- [Exercise requirements] Omit the images, then output each of the records below exactly.

(Source data)

* * * * * * *

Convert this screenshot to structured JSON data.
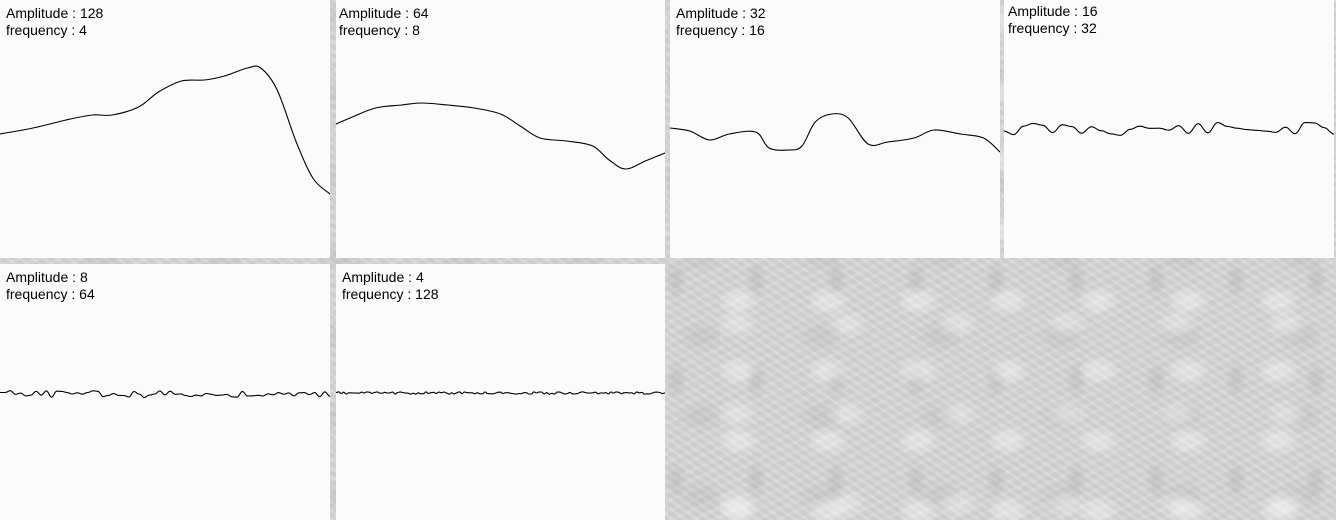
{
  "texts": {
    "amplitude_prefix": "Amplitude : ",
    "frequency_prefix": "frequency : "
  },
  "panels": [
    {
      "amplitude": "128",
      "frequency": "4"
    },
    {
      "amplitude": "64",
      "frequency": "8"
    },
    {
      "amplitude": "32",
      "frequency": "16"
    },
    {
      "amplitude": "16",
      "frequency": "32"
    },
    {
      "amplitude": "8",
      "frequency": "64"
    },
    {
      "amplitude": "4",
      "frequency": "128"
    }
  ],
  "colors": {
    "panel_background": "#fbfbfb",
    "line": "#000000",
    "gutter": "#d4d4d4"
  }
}
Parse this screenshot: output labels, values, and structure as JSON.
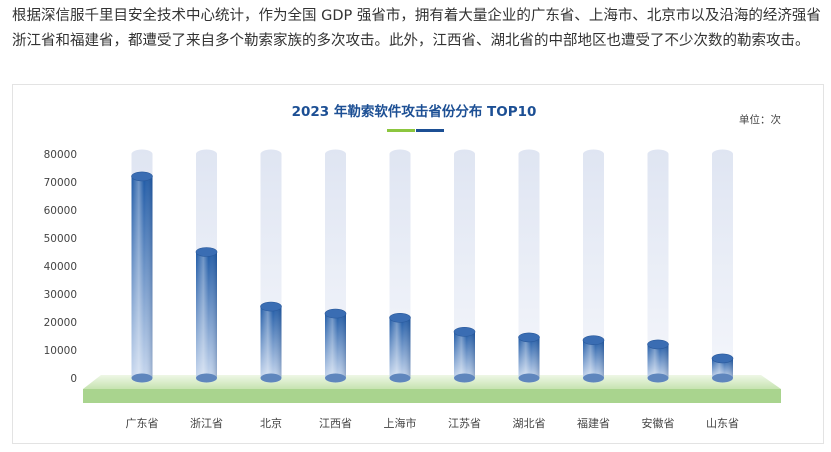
{
  "article": {
    "paragraph": "根据深信服千里目安全技术中心统计，作为全国 GDP 强省市，拥有着大量企业的广东省、上海市、北京市以及沿海的经济强省浙江省和福建省，都遭受了来自多个勒索家族的多次攻击。此外，江西省、湖北省的中部地区也遭受了不少次数的勒索攻击。"
  },
  "colors": {
    "bar_top": "#1f5aa6",
    "bar_bottom": "#bcd0ea",
    "track": "#e4e9f4",
    "platform": "#a9d48e",
    "platform_top": "#cfe8bd",
    "title": "#1c4f94",
    "accent_green": "#8cc63f",
    "accent_blue": "#1c4f94"
  },
  "chart_data": {
    "type": "bar",
    "title": "2023 年勒索软件攻击省份分布 TOP10",
    "unit_label": "单位：次",
    "categories": [
      "广东省",
      "浙江省",
      "北京",
      "江西省",
      "上海市",
      "江苏省",
      "湖北省",
      "福建省",
      "安徽省",
      "山东省"
    ],
    "values": [
      72000,
      45000,
      25500,
      23000,
      21500,
      16500,
      14500,
      13500,
      12000,
      7000
    ],
    "ylim": [
      0,
      80000
    ],
    "yticks": [
      "0",
      "10000",
      "20000",
      "30000",
      "40000",
      "50000",
      "60000",
      "70000",
      "80000"
    ],
    "xlabel": "",
    "ylabel": "",
    "grid": false,
    "legend": "none"
  }
}
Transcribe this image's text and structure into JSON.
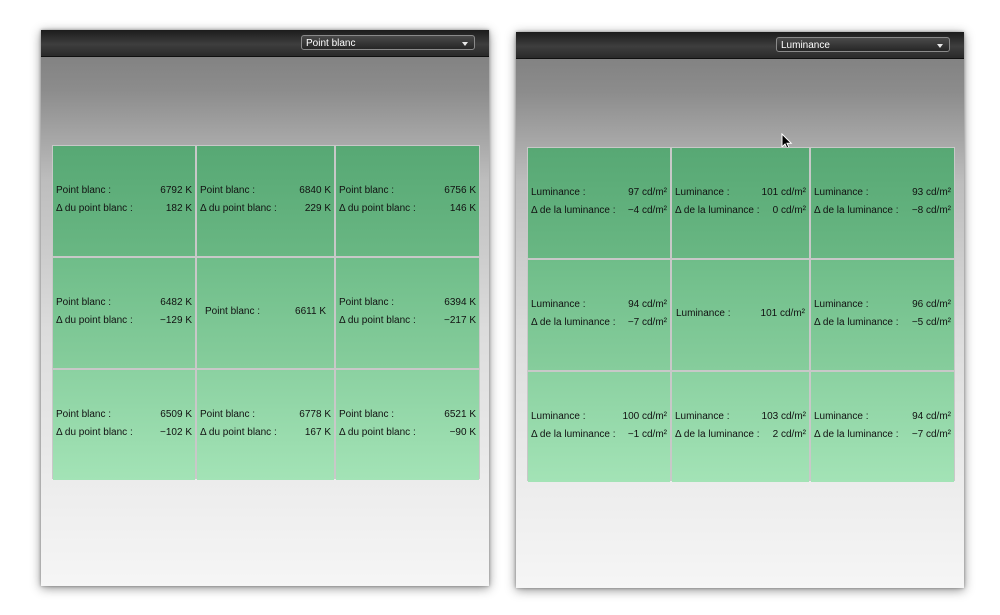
{
  "left_panel": {
    "dropdown": {
      "selected": "Point blanc"
    },
    "cells": [
      {
        "label1": "Point blanc :",
        "value1": "6792 K",
        "label2": "Δ du point blanc :",
        "value2": "182 K"
      },
      {
        "label1": "Point blanc :",
        "value1": "6840 K",
        "label2": "Δ du point blanc :",
        "value2": "229 K"
      },
      {
        "label1": "Point blanc :",
        "value1": "6756 K",
        "label2": "Δ du point blanc :",
        "value2": "146 K"
      },
      {
        "label1": "Point blanc :",
        "value1": "6482 K",
        "label2": "Δ du point blanc :",
        "value2": "−129 K"
      },
      {
        "label1": "Point blanc :",
        "value1": "6611 K"
      },
      {
        "label1": "Point blanc :",
        "value1": "6394 K",
        "label2": "Δ du point blanc :",
        "value2": "−217 K"
      },
      {
        "label1": "Point blanc :",
        "value1": "6509 K",
        "label2": "Δ du point blanc :",
        "value2": "−102 K"
      },
      {
        "label1": "Point blanc :",
        "value1": "6778 K",
        "label2": "Δ du point blanc :",
        "value2": "167 K"
      },
      {
        "label1": "Point blanc :",
        "value1": "6521 K",
        "label2": "Δ du point blanc :",
        "value2": "−90 K"
      }
    ]
  },
  "right_panel": {
    "dropdown": {
      "selected": "Luminance"
    },
    "cells": [
      {
        "label1": "Luminance :",
        "value1": "97 cd/m²",
        "label2": "Δ de la luminance :",
        "value2": "−4 cd/m²"
      },
      {
        "label1": "Luminance :",
        "value1": "101 cd/m²",
        "label2": "Δ de la luminance :",
        "value2": "0 cd/m²"
      },
      {
        "label1": "Luminance :",
        "value1": "93 cd/m²",
        "label2": "Δ de la luminance :",
        "value2": "−8 cd/m²"
      },
      {
        "label1": "Luminance :",
        "value1": "94 cd/m²",
        "label2": "Δ de la luminance :",
        "value2": "−7 cd/m²"
      },
      {
        "label1": "Luminance :",
        "value1": "101 cd/m²"
      },
      {
        "label1": "Luminance :",
        "value1": "96 cd/m²",
        "label2": "Δ de la luminance :",
        "value2": "−5 cd/m²"
      },
      {
        "label1": "Luminance :",
        "value1": "100 cd/m²",
        "label2": "Δ de la luminance :",
        "value2": "−1 cd/m²"
      },
      {
        "label1": "Luminance :",
        "value1": "103 cd/m²",
        "label2": "Δ de la luminance :",
        "value2": "2 cd/m²"
      },
      {
        "label1": "Luminance :",
        "value1": "94 cd/m²",
        "label2": "Δ de la luminance :",
        "value2": "−7 cd/m²"
      }
    ]
  },
  "icons": {
    "cursor": "arrow-cursor-icon",
    "dropdown_arrow": "chevron-down-icon"
  },
  "colors": {
    "cell_top": "#57a874",
    "cell_bottom": "#a3e3b6",
    "toolbar": "#2a2a2a"
  }
}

* * * * * * *

- [Response]
Convert this screenshot to structured JSON data.
{
  "texts": {
    "amplitude_prefix": "Amplitude : ",
    "frequency_prefix": "frequency : "
  },
  "panels": [
    {
      "amplitude": "128",
      "frequency": "4"
    },
    {
      "amplitude": "64",
      "frequency": "8"
    },
    {
      "amplitude": "32",
      "frequency": "16"
    },
    {
      "amplitude": "16",
      "frequency": "32"
    },
    {
      "amplitude": "8",
      "frequency": "64"
    },
    {
      "amplitude": "4",
      "frequency": "128"
    }
  ],
  "colors": {
    "panel_background": "#fbfbfb",
    "line": "#000000",
    "gutter": "#d4d4d4"
  }
}
Parse this screenshot: output labels, values, and structure as JSON.
{
  "article": {
    "paragraph": "根据深信服千里目安全技术中心统计，作为全国 GDP 强省市，拥有着大量企业的广东省、上海市、北京市以及沿海的经济强省浙江省和福建省，都遭受了来自多个勒索家族的多次攻击。此外，江西省、湖北省的中部地区也遭受了不少次数的勒索攻击。"
  },
  "colors": {
    "bar_top": "#1f5aa6",
    "bar_bottom": "#bcd0ea",
    "track": "#e4e9f4",
    "platform": "#a9d48e",
    "platform_top": "#cfe8bd",
    "title": "#1c4f94",
    "accent_green": "#8cc63f",
    "accent_blue": "#1c4f94"
  },
  "chart_data": {
    "type": "bar",
    "title": "2023 年勒索软件攻击省份分布 TOP10",
    "unit_label": "单位：次",
    "categories": [
      "广东省",
      "浙江省",
      "北京",
      "江西省",
      "上海市",
      "江苏省",
      "湖北省",
      "福建省",
      "安徽省",
      "山东省"
    ],
    "values": [
      72000,
      45000,
      25500,
      23000,
      21500,
      16500,
      14500,
      13500,
      12000,
      7000
    ],
    "ylim": [
      0,
      80000
    ],
    "yticks": [
      "0",
      "10000",
      "20000",
      "30000",
      "40000",
      "50000",
      "60000",
      "70000",
      "80000"
    ],
    "xlabel": "",
    "ylabel": "",
    "grid": false,
    "legend": "none"
  }
}
Transcribe this image's text and structure into JSON.
{
  "left_panel": {
    "dropdown": {
      "selected": "Point blanc"
    },
    "cells": [
      {
        "label1": "Point blanc :",
        "value1": "6792 K",
        "label2": "Δ du point blanc :",
        "value2": "182 K"
      },
      {
        "label1": "Point blanc :",
        "value1": "6840 K",
        "label2": "Δ du point blanc :",
        "value2": "229 K"
      },
      {
        "label1": "Point blanc :",
        "value1": "6756 K",
        "label2": "Δ du point blanc :",
        "value2": "146 K"
      },
      {
        "label1": "Point blanc :",
        "value1": "6482 K",
        "label2": "Δ du point blanc :",
        "value2": "−129 K"
      },
      {
        "label1": "Point blanc :",
        "value1": "6611 K"
      },
      {
        "label1": "Point blanc :",
        "value1": "6394 K",
        "label2": "Δ du point blanc :",
        "value2": "−217 K"
      },
      {
        "label1": "Point blanc :",
        "value1": "6509 K",
        "label2": "Δ du point blanc :",
        "value2": "−102 K"
      },
      {
        "label1": "Point blanc :",
        "value1": "6778 K",
        "label2": "Δ du point blanc :",
        "value2": "167 K"
      },
      {
        "label1": "Point blanc :",
        "value1": "6521 K",
        "label2": "Δ du point blanc :",
        "value2": "−90 K"
      }
    ]
  },
  "right_panel": {
    "dropdown": {
      "selected": "Luminance"
    },
    "cells": [
      {
        "label1": "Luminance :",
        "value1": "97 cd/m²",
        "label2": "Δ de la luminance :",
        "value2": "−4 cd/m²"
      },
      {
        "label1": "Luminance :",
        "value1": "101 cd/m²",
        "label2": "Δ de la luminance :",
        "value2": "0 cd/m²"
      },
      {
        "label1": "Luminance :",
        "value1": "93 cd/m²",
        "label2": "Δ de la luminance :",
        "value2": "−8 cd/m²"
      },
      {
        "label1": "Luminance :",
        "value1": "94 cd/m²",
        "label2": "Δ de la luminance :",
        "value2": "−7 cd/m²"
      },
      {
        "label1": "Luminance :",
        "value1": "101 cd/m²"
      },
      {
        "label1": "Luminance :",
        "value1": "96 cd/m²",
        "label2": "Δ de la luminance :",
        "value2": "−5 cd/m²"
      },
      {
        "label1": "Luminance :",
        "value1": "100 cd/m²",
        "label2": "Δ de la luminance :",
        "value2": "−1 cd/m²"
      },
      {
        "label1": "Luminance :",
        "value1": "103 cd/m²",
        "label2": "Δ de la luminance :",
        "value2": "2 cd/m²"
      },
      {
        "label1": "Luminance :",
        "value1": "94 cd/m²",
        "label2": "Δ de la luminance :",
        "value2": "−7 cd/m²"
      }
    ]
  },
  "icons": {
    "cursor": "arrow-cursor-icon",
    "dropdown_arrow": "chevron-down-icon"
  },
  "colors": {
    "cell_top": "#57a874",
    "cell_bottom": "#a3e3b6",
    "toolbar": "#2a2a2a"
  }
}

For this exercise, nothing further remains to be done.